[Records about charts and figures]
· · ·
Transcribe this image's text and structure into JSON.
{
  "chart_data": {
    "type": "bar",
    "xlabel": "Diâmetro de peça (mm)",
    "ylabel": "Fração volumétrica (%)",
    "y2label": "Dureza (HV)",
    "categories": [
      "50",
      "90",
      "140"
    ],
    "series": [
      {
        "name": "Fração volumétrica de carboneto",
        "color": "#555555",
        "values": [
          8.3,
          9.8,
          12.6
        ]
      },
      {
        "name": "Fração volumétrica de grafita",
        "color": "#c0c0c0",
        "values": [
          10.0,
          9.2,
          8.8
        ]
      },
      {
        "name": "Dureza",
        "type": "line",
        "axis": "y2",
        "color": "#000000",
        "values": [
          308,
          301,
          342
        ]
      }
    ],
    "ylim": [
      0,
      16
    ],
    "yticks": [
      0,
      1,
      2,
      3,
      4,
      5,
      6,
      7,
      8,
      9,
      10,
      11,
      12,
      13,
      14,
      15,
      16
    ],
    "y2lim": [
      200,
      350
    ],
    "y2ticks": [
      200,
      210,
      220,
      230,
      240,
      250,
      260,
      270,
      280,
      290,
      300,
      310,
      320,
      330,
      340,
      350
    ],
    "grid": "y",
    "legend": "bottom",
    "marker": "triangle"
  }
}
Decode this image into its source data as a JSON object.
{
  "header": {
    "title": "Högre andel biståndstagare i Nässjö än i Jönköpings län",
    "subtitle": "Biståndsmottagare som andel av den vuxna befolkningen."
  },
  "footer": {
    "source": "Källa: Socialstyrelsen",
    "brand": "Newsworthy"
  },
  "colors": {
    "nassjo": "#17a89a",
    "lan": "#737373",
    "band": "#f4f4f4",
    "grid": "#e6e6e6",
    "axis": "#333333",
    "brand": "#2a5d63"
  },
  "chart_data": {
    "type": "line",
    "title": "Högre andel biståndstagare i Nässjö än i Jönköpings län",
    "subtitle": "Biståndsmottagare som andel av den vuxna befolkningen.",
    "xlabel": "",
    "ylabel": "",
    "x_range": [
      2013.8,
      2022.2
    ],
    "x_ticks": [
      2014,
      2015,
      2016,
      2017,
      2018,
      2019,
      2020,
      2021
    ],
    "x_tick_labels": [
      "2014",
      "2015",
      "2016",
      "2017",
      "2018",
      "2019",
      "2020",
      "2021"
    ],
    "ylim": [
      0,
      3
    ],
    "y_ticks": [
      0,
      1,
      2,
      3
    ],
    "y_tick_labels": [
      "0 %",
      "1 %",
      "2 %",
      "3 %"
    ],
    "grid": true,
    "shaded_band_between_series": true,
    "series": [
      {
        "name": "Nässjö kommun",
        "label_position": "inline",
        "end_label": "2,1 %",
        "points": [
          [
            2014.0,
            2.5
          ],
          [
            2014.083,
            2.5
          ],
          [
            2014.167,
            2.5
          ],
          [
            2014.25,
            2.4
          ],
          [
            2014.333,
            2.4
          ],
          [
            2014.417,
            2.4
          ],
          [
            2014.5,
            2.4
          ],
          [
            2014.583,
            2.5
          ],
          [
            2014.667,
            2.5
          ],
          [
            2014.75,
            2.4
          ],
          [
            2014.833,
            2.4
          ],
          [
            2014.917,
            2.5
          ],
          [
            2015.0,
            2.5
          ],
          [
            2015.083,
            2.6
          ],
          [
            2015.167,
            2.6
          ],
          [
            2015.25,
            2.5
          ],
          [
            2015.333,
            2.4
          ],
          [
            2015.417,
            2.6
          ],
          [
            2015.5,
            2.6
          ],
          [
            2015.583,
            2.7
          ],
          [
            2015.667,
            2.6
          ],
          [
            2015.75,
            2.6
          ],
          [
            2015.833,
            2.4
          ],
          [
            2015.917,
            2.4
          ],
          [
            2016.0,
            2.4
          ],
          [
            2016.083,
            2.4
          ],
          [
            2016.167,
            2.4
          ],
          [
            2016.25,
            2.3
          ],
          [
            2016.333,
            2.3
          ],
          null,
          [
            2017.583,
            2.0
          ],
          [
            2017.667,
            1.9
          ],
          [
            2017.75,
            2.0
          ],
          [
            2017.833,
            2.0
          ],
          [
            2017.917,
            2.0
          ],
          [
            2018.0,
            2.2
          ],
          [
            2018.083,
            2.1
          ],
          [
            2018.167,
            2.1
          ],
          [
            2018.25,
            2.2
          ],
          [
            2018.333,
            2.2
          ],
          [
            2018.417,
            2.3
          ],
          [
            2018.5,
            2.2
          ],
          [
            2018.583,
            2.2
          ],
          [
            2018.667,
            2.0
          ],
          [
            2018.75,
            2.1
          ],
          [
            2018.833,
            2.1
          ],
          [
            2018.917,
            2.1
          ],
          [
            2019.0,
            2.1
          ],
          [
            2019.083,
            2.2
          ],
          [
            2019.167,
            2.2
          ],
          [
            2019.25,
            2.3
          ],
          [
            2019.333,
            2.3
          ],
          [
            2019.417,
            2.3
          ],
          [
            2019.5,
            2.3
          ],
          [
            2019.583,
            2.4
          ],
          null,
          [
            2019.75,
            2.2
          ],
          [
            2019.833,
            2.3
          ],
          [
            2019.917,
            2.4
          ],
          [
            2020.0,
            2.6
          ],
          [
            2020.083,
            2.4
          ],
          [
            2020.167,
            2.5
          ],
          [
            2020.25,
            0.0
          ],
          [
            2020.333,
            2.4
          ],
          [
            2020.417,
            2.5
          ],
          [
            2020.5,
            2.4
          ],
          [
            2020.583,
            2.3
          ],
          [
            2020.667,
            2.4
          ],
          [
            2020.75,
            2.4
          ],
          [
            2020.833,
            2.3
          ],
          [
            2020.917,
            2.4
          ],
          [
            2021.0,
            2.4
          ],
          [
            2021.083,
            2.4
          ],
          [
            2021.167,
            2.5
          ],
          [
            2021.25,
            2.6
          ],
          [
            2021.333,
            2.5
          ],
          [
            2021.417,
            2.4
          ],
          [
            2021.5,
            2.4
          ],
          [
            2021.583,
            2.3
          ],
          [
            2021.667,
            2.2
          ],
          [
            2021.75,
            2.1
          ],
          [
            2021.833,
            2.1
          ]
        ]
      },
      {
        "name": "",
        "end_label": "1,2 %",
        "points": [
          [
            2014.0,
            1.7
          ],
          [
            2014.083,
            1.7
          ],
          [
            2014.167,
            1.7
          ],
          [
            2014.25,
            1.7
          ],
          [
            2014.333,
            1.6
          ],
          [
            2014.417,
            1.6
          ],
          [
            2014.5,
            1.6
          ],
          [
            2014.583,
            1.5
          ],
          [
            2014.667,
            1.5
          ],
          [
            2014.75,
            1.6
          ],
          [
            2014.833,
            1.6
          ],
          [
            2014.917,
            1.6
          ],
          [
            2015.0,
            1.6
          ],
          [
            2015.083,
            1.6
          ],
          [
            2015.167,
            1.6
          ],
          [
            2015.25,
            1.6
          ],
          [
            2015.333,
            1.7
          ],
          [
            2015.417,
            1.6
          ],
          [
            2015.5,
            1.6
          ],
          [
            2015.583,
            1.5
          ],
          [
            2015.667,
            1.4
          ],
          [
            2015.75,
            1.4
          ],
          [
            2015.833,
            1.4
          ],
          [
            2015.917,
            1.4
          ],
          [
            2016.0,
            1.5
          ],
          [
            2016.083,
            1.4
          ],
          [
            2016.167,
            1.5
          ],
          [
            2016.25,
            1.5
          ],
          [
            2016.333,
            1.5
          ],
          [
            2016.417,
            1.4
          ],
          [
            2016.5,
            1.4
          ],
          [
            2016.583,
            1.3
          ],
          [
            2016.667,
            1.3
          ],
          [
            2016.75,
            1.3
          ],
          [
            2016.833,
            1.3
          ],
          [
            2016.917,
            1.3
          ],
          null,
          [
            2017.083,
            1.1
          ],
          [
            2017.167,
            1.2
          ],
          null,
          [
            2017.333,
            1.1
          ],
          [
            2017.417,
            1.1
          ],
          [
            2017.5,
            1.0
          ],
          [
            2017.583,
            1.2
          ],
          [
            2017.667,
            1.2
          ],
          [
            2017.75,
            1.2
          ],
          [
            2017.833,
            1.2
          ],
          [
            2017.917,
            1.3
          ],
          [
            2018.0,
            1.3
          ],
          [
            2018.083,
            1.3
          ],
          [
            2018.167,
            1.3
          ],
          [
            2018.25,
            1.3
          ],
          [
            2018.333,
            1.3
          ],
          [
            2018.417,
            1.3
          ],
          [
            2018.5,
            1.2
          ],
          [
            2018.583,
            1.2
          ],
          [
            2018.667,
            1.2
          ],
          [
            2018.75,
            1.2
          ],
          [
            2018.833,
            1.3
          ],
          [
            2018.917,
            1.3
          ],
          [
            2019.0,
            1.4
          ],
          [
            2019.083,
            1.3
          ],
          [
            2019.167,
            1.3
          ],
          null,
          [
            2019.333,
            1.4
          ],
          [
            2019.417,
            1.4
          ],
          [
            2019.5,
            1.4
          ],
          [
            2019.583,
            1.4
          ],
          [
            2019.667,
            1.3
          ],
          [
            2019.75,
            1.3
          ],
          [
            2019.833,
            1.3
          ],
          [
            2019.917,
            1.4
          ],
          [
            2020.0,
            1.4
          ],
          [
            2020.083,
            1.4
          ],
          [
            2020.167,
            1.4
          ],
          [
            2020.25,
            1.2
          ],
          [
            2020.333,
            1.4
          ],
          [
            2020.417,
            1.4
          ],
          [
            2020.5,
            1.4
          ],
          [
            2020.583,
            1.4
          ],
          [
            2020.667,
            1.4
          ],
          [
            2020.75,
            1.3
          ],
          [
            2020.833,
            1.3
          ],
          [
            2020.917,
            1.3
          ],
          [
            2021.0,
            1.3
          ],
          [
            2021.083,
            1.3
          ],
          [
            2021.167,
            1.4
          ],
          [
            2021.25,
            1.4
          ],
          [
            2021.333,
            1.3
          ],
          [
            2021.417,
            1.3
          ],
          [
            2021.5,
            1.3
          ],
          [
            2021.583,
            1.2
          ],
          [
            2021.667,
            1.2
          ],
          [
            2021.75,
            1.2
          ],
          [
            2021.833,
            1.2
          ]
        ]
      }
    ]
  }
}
· · ·
> **Task requirements**: Count how many lines in the data contain the word "Fração", giving the number without comment.

> **Result**: 3